Pick out the lines below with "amplitude" and list them.

-*-*-

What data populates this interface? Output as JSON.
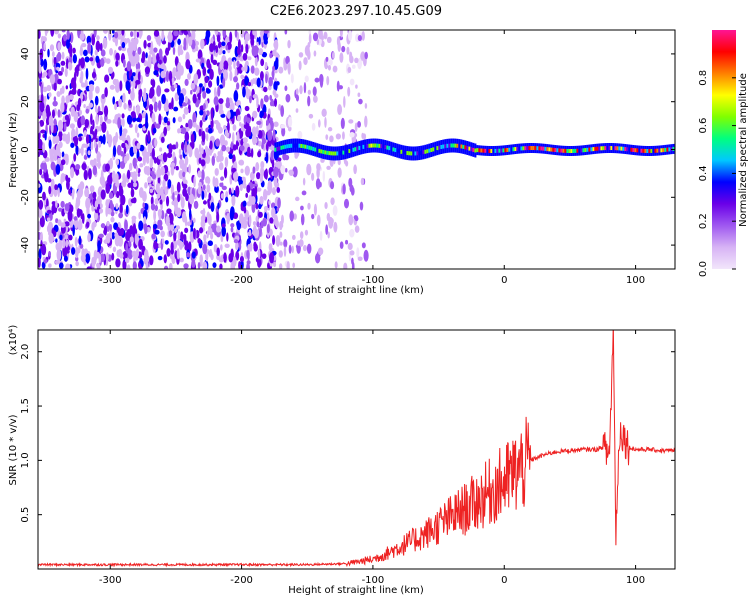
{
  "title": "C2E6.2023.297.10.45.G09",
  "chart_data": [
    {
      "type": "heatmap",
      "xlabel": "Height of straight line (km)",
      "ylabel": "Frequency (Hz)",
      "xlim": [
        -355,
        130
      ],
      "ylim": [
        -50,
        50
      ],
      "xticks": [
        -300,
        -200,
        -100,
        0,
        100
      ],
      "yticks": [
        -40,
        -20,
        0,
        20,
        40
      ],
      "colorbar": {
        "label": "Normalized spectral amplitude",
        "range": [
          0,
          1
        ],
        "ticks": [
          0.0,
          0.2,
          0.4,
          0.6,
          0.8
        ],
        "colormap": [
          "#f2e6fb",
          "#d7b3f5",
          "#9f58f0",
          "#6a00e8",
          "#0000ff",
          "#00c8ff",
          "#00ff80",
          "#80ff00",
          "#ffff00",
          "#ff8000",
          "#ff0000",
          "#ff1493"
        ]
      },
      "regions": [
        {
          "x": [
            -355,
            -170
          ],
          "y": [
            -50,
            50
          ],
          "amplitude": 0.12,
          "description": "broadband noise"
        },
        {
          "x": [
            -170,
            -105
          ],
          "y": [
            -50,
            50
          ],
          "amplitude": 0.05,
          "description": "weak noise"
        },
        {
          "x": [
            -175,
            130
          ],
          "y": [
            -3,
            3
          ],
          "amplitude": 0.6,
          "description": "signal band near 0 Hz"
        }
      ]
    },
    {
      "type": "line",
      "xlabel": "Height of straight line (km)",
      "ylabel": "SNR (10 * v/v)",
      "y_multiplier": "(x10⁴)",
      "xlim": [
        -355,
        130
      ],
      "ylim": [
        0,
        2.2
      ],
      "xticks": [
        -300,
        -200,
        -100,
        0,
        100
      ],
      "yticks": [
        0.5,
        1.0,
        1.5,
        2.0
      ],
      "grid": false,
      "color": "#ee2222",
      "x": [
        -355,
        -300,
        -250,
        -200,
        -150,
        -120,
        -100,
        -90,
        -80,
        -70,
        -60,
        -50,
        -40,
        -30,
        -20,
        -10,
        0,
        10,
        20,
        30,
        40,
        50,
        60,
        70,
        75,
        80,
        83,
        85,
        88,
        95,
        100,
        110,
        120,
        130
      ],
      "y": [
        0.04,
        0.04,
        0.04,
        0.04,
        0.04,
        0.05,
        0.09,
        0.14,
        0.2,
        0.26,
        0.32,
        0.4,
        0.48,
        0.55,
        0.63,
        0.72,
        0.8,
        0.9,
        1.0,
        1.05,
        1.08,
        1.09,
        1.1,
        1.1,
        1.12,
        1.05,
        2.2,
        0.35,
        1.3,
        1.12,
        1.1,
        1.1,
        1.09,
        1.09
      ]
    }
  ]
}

-*-*-

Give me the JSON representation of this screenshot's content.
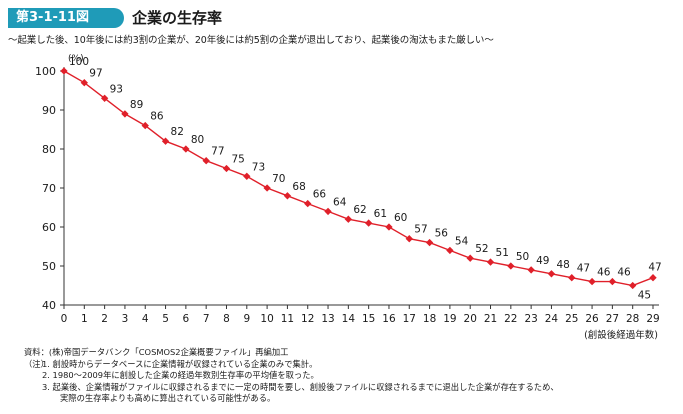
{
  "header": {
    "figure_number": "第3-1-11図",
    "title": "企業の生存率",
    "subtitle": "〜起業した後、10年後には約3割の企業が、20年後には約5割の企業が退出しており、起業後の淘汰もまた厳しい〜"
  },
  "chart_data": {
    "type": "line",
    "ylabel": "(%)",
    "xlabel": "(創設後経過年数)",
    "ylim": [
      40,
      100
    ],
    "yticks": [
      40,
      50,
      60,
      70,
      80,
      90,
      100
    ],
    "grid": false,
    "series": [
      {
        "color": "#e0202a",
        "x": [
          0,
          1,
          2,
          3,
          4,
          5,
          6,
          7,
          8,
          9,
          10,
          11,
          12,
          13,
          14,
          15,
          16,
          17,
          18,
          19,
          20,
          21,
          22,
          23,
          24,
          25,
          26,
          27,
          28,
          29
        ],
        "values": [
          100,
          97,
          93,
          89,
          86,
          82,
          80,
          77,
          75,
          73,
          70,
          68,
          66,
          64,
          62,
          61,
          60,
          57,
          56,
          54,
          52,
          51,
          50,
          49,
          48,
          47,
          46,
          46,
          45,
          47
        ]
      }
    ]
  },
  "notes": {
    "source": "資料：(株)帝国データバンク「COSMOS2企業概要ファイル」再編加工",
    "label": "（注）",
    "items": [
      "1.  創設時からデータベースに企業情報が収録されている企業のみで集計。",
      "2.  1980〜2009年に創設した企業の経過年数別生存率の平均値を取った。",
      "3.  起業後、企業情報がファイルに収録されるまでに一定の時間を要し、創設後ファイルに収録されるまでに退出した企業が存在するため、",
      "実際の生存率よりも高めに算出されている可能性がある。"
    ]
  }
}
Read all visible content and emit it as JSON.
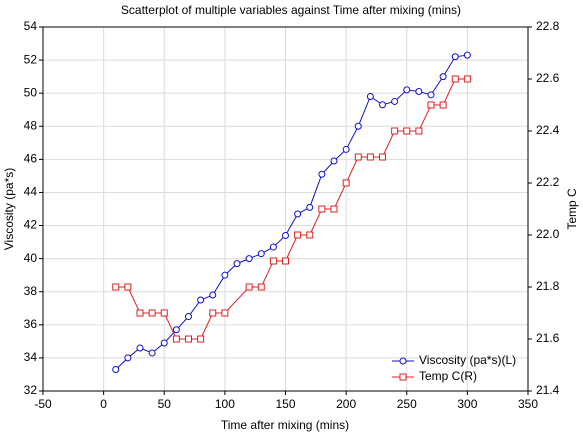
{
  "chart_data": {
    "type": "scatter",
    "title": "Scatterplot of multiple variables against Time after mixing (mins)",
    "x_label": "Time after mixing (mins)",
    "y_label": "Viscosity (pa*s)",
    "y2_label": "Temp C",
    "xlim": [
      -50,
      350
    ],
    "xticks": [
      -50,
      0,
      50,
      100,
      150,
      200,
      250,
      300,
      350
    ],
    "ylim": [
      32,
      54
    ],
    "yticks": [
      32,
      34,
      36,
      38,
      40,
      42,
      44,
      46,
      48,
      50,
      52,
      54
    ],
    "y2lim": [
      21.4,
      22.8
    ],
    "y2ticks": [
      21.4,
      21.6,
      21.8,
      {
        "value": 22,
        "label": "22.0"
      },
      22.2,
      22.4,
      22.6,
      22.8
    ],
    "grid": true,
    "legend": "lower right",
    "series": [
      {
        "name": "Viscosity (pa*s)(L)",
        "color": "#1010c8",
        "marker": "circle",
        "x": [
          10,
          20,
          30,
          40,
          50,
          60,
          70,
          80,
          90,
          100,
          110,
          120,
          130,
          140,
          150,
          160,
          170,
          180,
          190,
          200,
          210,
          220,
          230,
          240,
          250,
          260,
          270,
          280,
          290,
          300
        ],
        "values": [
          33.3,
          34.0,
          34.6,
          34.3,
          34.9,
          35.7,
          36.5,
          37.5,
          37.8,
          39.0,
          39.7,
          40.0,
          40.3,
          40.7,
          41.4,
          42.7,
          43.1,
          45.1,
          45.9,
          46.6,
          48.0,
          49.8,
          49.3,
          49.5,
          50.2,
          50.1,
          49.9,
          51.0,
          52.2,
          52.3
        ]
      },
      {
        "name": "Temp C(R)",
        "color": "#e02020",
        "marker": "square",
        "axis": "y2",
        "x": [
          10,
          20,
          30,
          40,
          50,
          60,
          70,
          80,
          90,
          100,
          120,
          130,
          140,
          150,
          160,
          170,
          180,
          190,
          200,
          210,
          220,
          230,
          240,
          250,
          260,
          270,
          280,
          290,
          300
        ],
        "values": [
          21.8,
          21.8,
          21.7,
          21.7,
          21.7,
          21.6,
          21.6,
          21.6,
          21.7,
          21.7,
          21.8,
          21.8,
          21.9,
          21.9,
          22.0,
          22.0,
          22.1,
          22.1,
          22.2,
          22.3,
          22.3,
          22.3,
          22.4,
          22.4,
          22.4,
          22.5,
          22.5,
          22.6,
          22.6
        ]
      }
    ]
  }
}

-*-*-

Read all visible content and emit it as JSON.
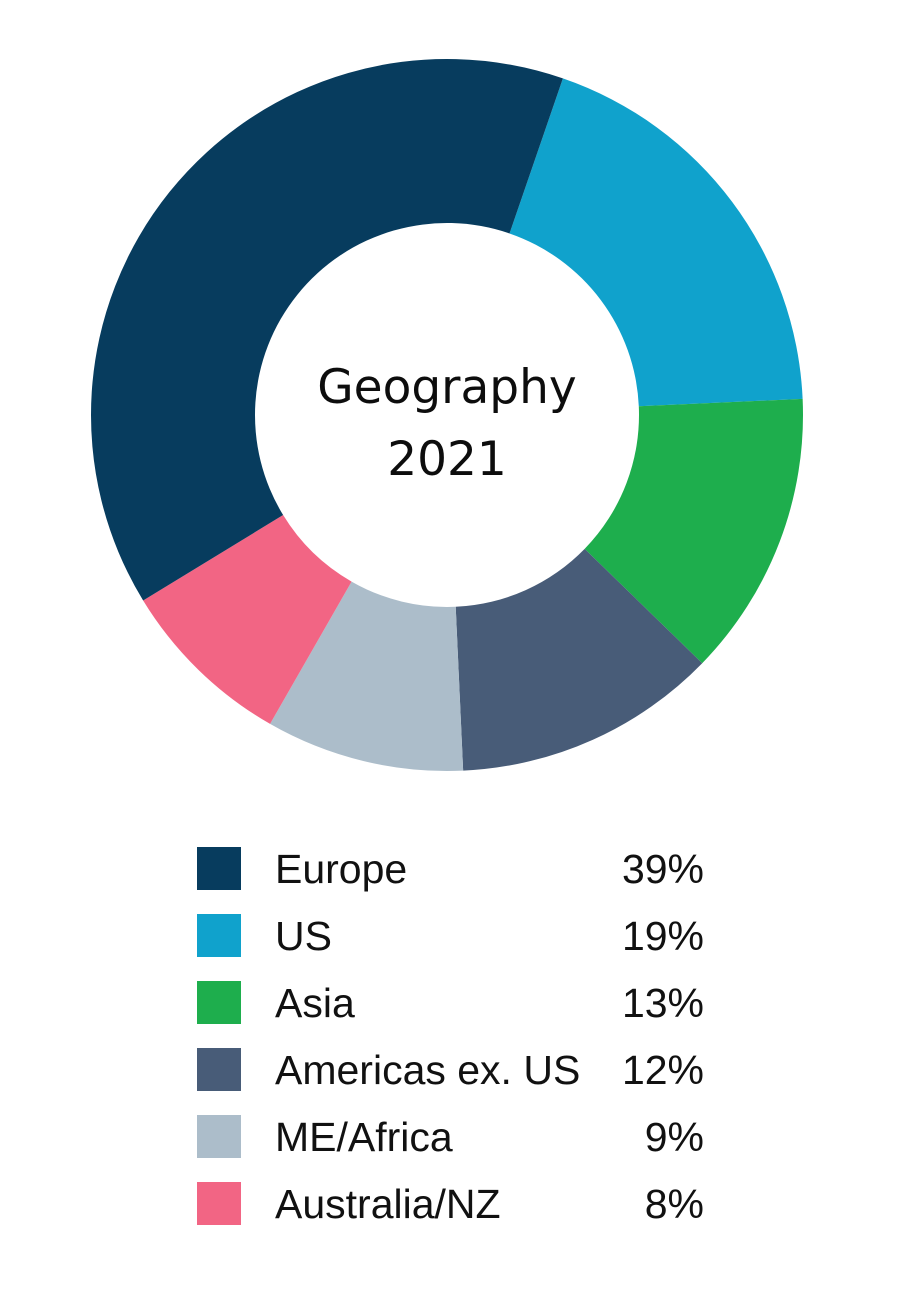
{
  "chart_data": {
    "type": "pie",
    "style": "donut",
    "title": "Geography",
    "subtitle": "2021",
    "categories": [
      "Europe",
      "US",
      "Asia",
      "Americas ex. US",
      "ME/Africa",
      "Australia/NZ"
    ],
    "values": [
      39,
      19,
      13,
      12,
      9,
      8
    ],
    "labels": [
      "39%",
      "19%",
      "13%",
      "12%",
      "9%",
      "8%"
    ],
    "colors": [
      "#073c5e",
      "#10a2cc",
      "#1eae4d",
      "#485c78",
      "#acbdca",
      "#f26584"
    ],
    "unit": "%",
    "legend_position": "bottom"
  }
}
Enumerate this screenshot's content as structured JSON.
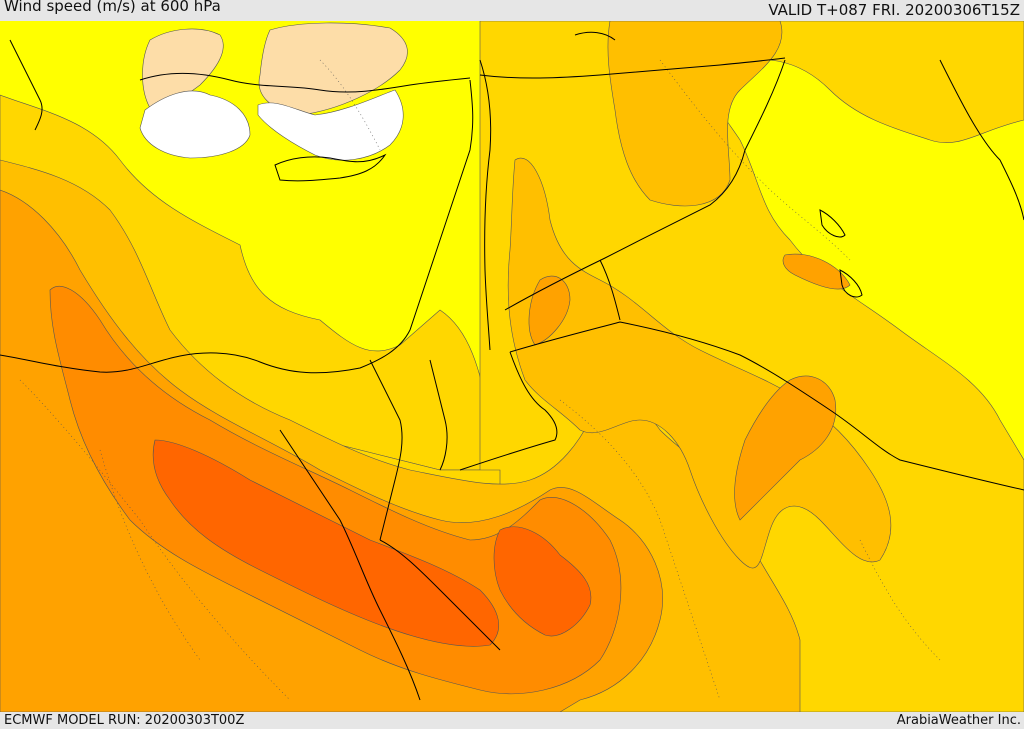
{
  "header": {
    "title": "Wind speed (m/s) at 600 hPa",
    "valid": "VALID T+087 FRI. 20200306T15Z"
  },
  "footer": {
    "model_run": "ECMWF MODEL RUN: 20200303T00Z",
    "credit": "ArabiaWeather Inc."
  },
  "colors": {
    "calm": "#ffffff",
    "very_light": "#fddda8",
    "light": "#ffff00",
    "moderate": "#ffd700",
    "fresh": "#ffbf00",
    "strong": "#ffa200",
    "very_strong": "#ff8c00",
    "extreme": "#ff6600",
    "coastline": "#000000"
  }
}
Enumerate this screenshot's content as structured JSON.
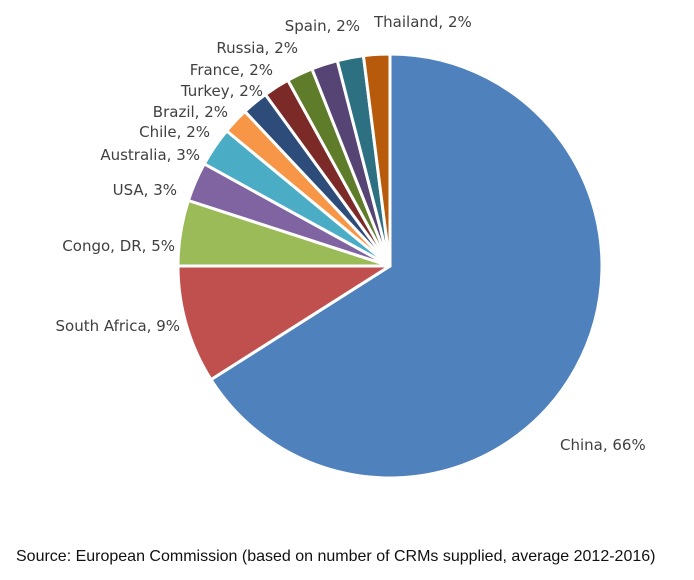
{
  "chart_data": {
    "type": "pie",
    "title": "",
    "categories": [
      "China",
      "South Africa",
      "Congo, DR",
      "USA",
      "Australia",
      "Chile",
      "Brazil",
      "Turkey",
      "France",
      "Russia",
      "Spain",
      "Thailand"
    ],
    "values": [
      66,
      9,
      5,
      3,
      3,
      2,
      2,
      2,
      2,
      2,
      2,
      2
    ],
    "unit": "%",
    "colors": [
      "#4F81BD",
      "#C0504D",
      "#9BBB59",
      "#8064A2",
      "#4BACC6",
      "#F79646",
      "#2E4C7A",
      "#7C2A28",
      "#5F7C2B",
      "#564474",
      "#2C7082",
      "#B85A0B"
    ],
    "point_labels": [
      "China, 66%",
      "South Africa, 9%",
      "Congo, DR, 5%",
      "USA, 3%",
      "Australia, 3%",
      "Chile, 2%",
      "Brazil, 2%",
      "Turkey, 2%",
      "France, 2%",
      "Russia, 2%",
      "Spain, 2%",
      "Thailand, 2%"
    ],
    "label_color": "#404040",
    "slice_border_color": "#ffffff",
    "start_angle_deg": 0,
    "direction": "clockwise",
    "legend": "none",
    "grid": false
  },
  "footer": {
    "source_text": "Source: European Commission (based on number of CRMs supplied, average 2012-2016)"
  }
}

-*-*-

→ **EXERCISE ANSWER**
        "label": "Normalized spectral amplitude",
          "amplitude": 0.12,
          "amplitude": 0.05,
          "amplitude": 0.6,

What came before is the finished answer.